Data items
┌────────

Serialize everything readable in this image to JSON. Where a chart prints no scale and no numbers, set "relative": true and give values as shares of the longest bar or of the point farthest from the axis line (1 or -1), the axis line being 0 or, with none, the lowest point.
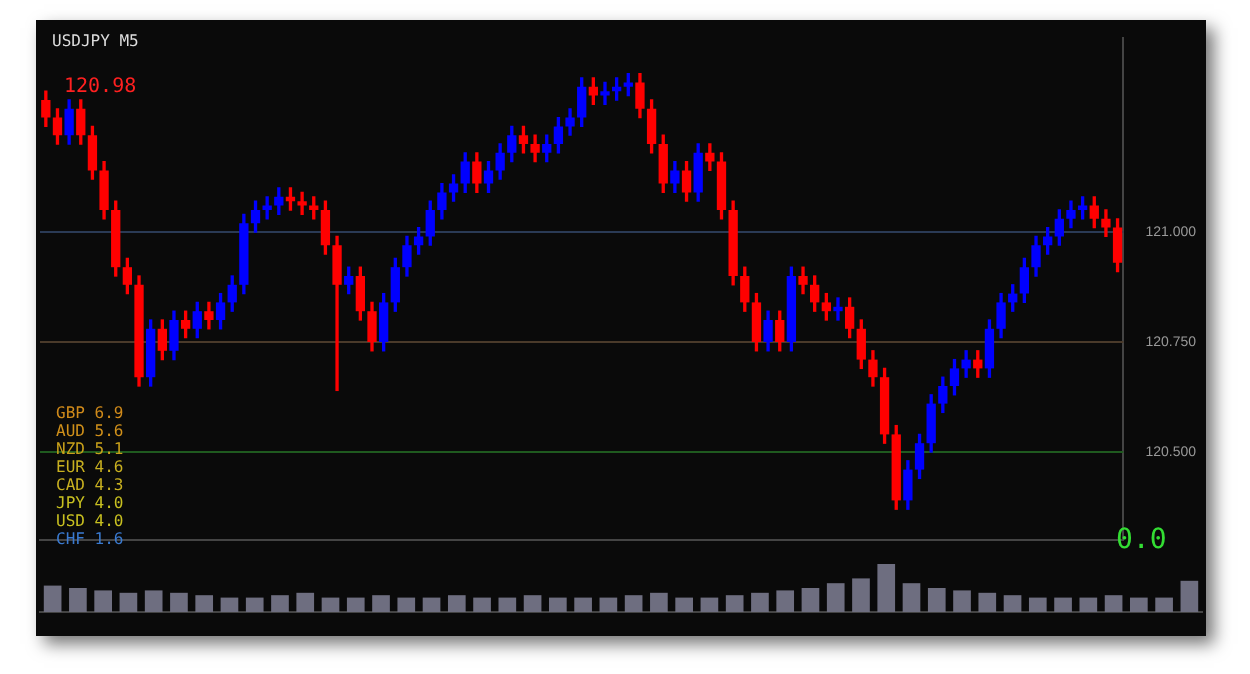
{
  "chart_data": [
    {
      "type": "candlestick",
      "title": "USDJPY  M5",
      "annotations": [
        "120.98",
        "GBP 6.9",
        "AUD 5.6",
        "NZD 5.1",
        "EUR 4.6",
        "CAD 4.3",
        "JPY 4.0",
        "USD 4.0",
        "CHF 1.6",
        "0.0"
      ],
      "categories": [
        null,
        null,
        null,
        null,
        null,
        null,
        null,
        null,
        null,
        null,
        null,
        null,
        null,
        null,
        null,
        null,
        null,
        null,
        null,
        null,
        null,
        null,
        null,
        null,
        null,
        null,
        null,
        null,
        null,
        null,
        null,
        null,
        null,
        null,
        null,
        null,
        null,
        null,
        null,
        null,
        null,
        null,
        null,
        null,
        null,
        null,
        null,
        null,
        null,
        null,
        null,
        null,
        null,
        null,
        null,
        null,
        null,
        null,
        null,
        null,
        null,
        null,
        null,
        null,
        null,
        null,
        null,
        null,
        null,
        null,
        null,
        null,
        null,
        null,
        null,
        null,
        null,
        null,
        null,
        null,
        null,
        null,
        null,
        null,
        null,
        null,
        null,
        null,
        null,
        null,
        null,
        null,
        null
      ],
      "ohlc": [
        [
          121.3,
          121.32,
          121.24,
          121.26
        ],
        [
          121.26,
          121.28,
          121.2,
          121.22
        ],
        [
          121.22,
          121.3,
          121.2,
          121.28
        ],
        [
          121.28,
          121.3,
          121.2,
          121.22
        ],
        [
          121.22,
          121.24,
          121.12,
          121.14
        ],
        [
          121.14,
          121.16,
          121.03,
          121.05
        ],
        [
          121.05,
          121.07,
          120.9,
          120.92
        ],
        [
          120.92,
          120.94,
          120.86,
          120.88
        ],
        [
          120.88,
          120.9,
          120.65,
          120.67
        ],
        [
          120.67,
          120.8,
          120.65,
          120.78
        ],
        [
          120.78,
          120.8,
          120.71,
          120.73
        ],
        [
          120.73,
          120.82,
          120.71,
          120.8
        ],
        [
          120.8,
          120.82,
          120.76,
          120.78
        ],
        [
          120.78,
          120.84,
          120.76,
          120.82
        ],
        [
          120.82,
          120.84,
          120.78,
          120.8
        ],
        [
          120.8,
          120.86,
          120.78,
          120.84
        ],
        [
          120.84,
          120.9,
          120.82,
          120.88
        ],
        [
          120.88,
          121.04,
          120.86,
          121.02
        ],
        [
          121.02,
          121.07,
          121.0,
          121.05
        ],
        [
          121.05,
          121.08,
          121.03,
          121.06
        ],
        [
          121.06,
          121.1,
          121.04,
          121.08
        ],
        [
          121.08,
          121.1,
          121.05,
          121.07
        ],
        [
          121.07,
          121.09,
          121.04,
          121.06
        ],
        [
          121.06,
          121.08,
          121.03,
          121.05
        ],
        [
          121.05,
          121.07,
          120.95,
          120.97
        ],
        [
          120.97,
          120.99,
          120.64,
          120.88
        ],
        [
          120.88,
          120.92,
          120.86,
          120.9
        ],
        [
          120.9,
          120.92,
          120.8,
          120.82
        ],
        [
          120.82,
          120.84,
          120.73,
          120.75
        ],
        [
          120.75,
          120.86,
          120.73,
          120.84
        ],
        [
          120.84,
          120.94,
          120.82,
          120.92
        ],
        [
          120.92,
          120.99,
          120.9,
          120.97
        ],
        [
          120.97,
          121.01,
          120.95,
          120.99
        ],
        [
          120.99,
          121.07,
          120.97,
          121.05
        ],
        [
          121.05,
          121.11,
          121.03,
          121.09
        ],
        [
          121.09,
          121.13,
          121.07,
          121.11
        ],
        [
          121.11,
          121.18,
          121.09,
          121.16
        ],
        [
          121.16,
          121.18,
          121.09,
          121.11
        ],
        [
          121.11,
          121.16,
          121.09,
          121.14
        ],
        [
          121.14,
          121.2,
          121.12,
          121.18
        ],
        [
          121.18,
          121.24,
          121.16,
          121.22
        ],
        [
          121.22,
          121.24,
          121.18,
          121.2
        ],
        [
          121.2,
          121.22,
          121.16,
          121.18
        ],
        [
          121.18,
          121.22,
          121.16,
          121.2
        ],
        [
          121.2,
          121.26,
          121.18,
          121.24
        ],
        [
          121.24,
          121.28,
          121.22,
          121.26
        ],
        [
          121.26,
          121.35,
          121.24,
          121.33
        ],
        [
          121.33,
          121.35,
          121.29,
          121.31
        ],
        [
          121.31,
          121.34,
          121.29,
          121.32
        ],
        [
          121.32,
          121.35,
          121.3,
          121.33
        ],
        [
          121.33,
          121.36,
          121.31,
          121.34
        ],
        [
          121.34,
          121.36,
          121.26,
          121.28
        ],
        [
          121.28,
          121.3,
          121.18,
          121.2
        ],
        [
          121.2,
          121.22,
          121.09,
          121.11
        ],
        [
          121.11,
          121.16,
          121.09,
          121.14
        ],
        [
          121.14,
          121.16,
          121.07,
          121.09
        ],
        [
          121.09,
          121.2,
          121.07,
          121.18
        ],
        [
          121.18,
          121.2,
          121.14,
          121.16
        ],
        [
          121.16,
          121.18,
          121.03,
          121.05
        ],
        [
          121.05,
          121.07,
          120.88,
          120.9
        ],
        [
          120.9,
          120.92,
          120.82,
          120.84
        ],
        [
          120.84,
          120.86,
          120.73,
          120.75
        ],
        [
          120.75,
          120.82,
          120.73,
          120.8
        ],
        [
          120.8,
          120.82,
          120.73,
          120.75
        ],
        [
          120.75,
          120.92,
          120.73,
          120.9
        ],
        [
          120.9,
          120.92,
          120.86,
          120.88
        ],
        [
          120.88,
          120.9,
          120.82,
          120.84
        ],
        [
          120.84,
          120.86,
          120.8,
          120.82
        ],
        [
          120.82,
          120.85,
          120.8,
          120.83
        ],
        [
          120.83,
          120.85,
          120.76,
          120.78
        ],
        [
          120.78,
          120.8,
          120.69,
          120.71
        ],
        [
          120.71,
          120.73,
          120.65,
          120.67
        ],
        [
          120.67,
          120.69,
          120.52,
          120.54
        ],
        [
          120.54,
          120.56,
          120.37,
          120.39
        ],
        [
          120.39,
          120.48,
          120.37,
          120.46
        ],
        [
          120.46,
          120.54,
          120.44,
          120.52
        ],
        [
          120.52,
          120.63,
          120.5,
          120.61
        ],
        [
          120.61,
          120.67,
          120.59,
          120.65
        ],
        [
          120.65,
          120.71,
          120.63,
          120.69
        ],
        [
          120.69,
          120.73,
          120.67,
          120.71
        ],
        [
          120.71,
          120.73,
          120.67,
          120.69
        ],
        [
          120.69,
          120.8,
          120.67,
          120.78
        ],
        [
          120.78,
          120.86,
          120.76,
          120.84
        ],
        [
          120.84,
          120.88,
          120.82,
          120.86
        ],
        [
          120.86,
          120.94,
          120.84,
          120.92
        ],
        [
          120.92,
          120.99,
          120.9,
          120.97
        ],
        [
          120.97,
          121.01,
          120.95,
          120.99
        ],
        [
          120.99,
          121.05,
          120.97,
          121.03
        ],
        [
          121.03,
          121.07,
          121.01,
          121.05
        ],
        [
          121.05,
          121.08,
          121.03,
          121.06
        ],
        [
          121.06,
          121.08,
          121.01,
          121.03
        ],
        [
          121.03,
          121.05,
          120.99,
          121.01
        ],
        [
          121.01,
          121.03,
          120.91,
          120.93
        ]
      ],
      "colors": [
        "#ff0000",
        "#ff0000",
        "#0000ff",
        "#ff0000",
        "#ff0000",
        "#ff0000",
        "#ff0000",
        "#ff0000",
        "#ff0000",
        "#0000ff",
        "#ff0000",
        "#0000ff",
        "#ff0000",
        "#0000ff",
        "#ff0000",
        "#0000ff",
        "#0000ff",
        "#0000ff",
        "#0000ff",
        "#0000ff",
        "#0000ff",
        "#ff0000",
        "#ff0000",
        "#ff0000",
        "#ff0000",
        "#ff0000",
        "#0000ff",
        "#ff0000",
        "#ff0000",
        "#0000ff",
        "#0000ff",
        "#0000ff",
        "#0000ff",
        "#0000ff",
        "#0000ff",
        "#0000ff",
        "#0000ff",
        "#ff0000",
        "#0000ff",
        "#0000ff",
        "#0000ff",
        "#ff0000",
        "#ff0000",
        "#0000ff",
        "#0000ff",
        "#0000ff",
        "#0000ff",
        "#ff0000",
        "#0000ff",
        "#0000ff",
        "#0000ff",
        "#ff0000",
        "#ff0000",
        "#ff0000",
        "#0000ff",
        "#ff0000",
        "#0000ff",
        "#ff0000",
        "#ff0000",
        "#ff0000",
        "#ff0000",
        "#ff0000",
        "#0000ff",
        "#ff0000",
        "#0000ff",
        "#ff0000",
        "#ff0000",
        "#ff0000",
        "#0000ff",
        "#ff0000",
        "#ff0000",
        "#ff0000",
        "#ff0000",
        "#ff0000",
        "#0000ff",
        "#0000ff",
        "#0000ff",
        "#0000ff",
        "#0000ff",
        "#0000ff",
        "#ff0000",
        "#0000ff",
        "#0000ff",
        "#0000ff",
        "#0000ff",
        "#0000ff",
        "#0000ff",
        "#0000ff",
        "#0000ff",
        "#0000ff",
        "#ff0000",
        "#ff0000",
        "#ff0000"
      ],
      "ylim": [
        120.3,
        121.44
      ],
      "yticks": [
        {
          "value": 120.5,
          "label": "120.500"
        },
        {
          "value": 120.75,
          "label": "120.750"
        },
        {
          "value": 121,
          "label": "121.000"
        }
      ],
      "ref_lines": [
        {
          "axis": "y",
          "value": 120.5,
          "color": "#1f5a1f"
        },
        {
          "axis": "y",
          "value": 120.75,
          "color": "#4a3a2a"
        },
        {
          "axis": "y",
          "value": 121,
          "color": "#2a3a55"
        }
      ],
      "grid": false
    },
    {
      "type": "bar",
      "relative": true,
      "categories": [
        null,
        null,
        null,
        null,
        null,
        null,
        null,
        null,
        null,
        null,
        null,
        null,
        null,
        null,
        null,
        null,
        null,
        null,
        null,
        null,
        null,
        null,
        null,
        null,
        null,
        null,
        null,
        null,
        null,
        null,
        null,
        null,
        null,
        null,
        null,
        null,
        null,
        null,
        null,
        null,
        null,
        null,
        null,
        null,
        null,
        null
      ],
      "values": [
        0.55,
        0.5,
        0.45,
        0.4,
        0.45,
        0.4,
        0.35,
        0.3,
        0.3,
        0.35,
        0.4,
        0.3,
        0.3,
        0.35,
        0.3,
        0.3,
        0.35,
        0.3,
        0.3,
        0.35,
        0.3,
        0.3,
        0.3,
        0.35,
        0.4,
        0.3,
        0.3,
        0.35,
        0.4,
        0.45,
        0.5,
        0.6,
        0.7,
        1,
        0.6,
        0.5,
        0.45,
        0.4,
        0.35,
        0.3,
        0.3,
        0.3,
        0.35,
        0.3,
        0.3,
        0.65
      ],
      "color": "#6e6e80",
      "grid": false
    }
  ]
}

└────────
┌────────

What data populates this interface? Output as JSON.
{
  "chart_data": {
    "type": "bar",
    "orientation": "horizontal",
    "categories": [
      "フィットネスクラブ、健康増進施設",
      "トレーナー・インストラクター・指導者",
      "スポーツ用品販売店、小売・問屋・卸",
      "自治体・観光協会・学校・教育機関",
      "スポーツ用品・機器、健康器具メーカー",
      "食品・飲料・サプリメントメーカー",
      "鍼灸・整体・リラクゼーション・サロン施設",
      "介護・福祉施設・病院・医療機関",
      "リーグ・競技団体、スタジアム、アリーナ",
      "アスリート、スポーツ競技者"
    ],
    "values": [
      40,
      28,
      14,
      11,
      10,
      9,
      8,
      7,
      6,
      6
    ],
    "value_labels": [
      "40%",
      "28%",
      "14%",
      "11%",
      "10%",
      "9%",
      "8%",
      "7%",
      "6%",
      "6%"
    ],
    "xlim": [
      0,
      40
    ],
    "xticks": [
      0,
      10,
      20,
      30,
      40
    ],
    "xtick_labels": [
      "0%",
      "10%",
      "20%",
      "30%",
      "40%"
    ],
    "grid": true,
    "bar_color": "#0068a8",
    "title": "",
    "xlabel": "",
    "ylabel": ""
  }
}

└────────

Directions for this task
Go through the listing above and pull out each line containing the word "true".

Written solution
Serialize everything readable in this image to JSON. Where a chart prints no scale and no numbers, set "relative": true and give values as shares of the longest bar or of the point farthest from the axis line (1 or -1), the axis line being 0 or, with none, the lowest point.
      "relative": true,
    "grid": true,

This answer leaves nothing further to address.